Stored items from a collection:
-*-

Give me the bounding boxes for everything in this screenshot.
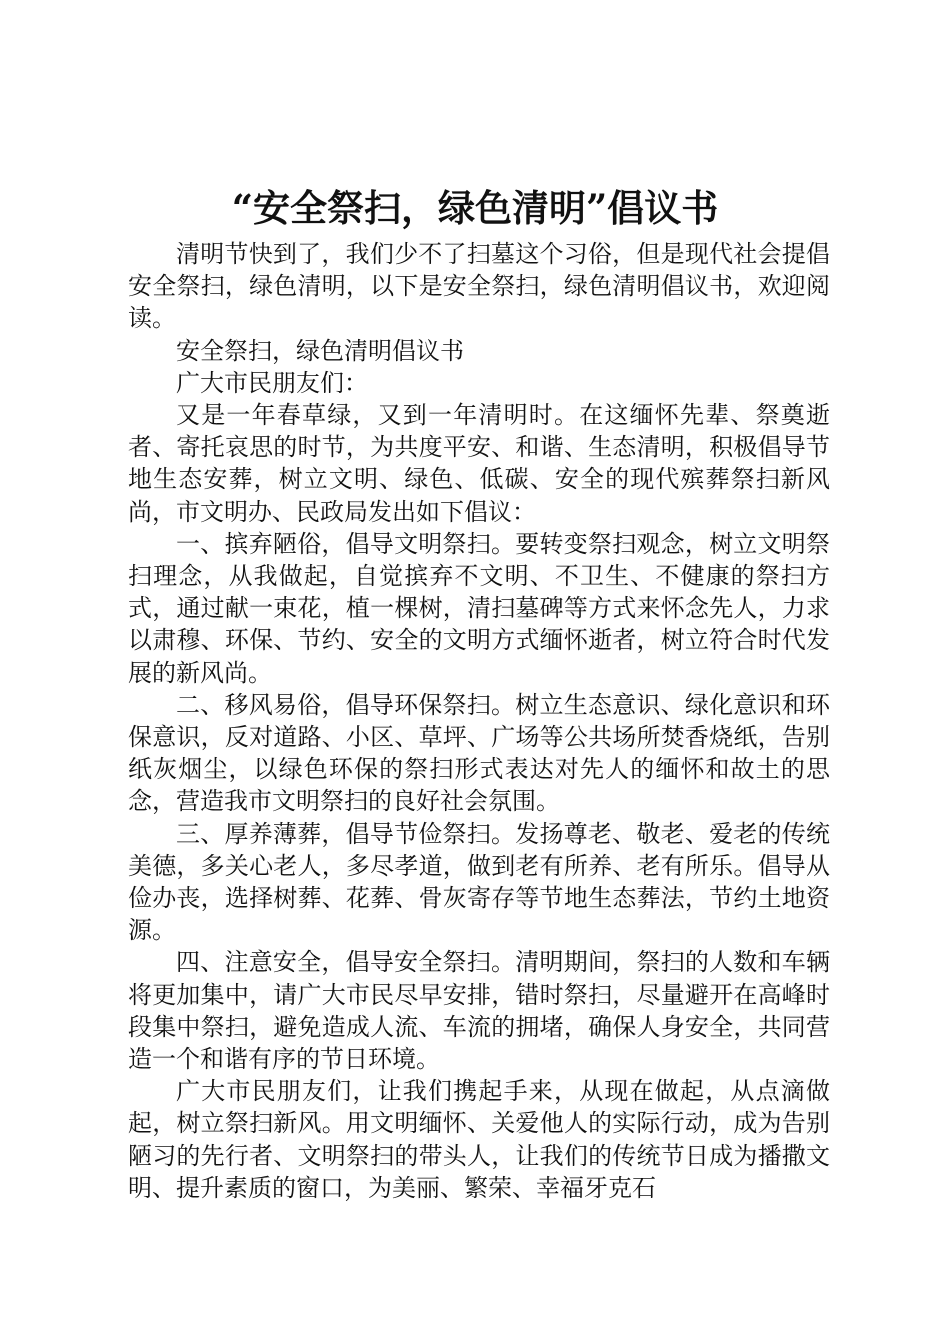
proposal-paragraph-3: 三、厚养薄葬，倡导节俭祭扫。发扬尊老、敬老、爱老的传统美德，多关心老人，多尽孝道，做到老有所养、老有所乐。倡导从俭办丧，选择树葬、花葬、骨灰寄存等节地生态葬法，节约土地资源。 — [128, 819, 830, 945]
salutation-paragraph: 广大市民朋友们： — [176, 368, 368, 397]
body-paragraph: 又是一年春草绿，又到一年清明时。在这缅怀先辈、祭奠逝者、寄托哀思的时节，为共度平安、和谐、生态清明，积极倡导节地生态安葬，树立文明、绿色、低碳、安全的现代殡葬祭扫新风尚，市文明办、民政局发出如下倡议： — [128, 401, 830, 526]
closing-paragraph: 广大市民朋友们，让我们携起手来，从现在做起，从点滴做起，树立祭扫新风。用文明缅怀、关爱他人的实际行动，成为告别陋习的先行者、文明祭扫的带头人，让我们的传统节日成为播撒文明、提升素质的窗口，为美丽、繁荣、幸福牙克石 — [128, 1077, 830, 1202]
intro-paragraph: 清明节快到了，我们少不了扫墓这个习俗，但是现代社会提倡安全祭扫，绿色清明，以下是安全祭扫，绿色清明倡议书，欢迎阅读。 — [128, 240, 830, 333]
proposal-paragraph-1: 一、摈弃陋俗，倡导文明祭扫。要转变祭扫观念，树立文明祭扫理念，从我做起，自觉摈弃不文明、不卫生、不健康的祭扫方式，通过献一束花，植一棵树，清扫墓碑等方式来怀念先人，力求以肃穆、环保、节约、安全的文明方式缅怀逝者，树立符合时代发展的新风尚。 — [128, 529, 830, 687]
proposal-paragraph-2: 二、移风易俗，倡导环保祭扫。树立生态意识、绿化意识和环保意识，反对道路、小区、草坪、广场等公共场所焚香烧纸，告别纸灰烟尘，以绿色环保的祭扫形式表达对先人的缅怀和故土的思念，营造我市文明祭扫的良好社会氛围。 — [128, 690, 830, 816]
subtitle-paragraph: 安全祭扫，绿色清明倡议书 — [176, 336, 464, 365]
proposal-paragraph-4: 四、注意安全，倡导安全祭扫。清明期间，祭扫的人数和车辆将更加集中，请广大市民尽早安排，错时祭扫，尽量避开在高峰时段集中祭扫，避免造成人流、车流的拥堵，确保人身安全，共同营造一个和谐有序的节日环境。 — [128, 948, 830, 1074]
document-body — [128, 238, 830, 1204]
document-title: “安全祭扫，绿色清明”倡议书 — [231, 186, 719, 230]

-*-

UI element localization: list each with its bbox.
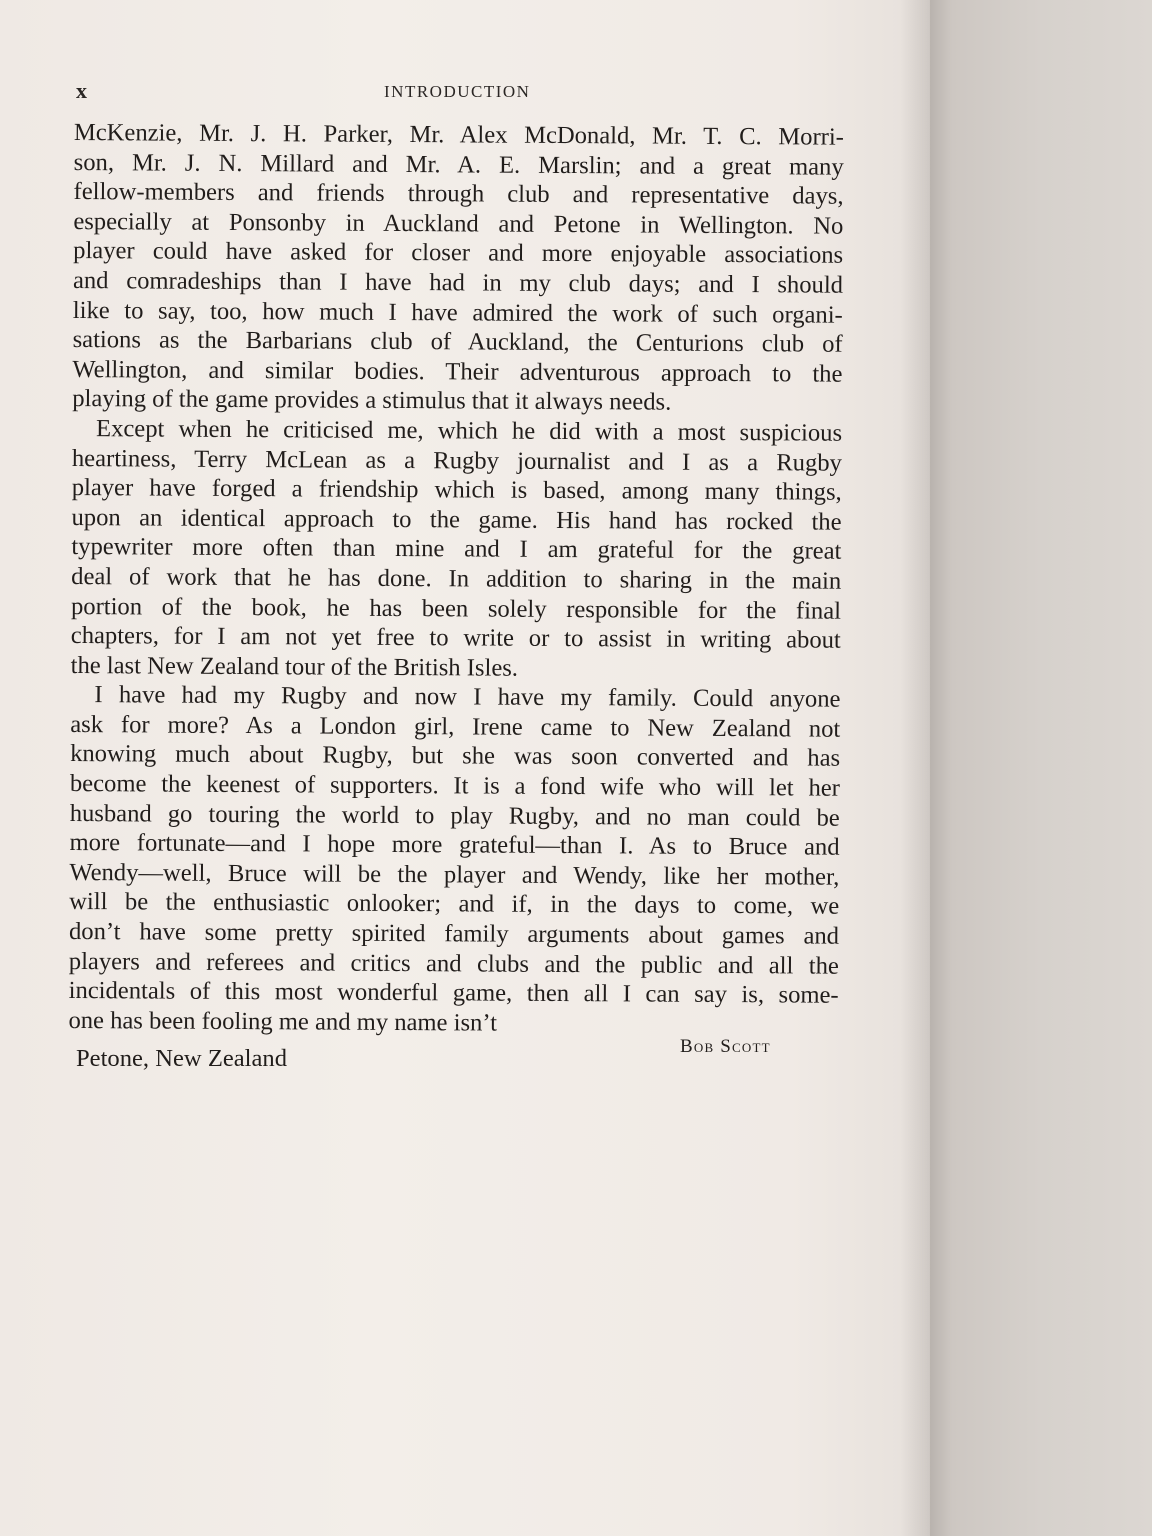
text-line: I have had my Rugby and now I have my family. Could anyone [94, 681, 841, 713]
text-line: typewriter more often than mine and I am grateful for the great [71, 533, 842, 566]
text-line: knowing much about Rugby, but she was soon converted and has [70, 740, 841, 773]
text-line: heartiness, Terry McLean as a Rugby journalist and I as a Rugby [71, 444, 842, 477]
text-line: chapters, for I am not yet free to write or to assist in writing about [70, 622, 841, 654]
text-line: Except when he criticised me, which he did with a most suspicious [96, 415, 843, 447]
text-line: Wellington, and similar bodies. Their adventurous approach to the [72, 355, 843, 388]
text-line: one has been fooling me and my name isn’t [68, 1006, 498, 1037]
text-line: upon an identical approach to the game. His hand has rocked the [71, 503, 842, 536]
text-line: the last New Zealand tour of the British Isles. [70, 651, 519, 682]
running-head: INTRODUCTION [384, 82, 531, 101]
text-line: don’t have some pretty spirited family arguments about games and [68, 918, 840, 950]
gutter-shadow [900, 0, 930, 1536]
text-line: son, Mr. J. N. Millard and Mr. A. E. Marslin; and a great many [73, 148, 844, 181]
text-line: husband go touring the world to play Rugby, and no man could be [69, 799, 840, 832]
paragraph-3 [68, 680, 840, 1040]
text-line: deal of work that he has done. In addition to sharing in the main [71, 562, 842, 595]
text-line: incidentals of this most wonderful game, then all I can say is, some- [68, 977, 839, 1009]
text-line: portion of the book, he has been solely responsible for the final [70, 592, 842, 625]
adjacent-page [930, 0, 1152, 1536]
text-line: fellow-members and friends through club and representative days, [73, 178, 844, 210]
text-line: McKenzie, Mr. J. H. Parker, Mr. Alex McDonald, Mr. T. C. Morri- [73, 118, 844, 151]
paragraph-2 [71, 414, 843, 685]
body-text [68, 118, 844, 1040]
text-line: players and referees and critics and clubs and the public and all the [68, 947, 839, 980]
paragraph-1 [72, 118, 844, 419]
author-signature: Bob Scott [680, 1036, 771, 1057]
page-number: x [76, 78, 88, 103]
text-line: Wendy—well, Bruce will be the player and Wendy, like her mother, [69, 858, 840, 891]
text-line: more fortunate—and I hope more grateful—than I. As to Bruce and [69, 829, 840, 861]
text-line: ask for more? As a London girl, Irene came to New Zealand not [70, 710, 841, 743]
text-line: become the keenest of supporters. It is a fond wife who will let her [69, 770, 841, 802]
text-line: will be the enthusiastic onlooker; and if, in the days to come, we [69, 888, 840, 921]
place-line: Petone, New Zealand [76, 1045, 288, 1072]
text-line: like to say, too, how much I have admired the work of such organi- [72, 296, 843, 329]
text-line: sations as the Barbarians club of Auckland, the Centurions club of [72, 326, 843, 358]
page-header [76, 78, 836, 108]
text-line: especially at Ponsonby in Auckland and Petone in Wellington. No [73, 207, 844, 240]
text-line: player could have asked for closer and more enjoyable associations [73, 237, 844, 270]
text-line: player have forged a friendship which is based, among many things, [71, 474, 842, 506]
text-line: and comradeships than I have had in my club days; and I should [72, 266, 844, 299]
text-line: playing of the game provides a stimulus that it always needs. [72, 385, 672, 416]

-*-

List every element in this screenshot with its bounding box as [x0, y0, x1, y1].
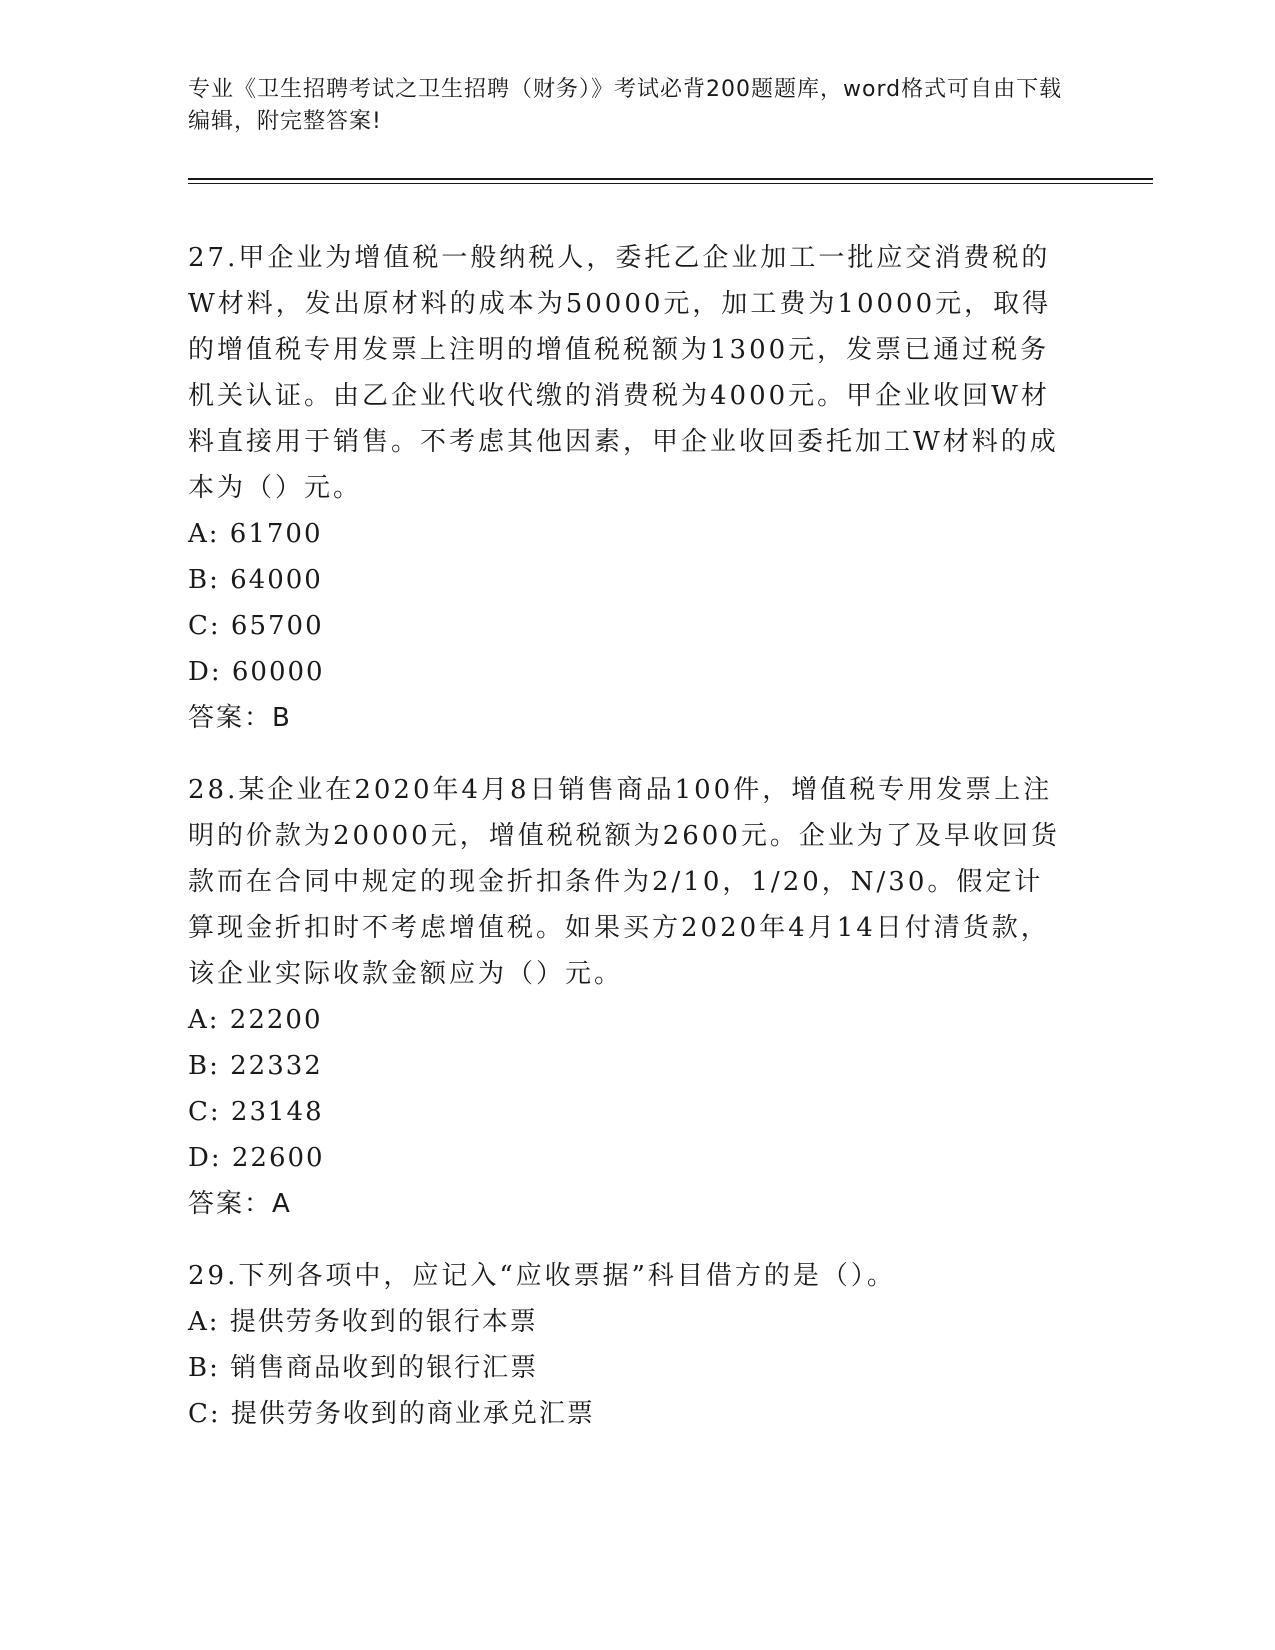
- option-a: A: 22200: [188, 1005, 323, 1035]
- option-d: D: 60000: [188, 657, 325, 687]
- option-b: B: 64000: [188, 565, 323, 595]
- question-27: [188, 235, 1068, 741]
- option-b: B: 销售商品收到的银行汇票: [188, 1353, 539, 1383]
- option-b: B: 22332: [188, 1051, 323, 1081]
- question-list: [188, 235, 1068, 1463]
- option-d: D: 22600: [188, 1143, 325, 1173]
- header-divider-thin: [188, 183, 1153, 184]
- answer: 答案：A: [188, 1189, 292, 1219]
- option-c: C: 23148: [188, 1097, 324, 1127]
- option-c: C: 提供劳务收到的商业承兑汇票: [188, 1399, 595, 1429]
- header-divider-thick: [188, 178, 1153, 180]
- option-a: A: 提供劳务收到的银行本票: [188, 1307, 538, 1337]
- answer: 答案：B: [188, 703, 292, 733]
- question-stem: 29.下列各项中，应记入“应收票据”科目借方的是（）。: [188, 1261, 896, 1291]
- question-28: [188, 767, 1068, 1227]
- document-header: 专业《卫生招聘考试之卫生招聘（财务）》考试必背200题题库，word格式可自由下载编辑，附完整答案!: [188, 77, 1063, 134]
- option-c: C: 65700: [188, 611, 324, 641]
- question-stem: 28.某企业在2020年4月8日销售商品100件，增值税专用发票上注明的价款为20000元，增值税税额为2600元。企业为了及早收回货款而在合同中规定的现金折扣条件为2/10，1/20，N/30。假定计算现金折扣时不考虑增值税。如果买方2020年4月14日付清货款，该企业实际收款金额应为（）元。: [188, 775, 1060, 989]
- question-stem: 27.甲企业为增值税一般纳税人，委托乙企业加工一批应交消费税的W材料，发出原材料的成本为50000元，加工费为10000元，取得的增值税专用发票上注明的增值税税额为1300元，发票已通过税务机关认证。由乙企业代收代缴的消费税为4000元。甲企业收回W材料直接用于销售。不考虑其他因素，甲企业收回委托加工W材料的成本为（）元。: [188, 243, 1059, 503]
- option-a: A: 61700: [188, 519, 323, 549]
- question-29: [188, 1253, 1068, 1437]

-*-

*EXERCISE DESCRIPTION*
Begin at the line that has "text-line: I have" and stop after the line that has "text-line: Except when". Rewrite those lines, swapping "Rugby" for "Football" and leaving everything else unchanged.

*EXERCISE SOLUTION*
text-line: I have had my Football and now I have my family. Could anyone [94, 681, 841, 713]
text-line: typewriter more often than mine and I am grateful for the great [71, 533, 842, 566]
text-line: knowing much about Football, but she was soon converted and has [70, 740, 841, 773]
text-line: heartiness, Terry McLean as a Football journalist and I as a Football [71, 444, 842, 477]
text-line: chapters, for I am not yet free to write or to assist in writing about [70, 622, 841, 654]
text-line: Except when he criticised me, which he did with a most suspicious [96, 415, 843, 447]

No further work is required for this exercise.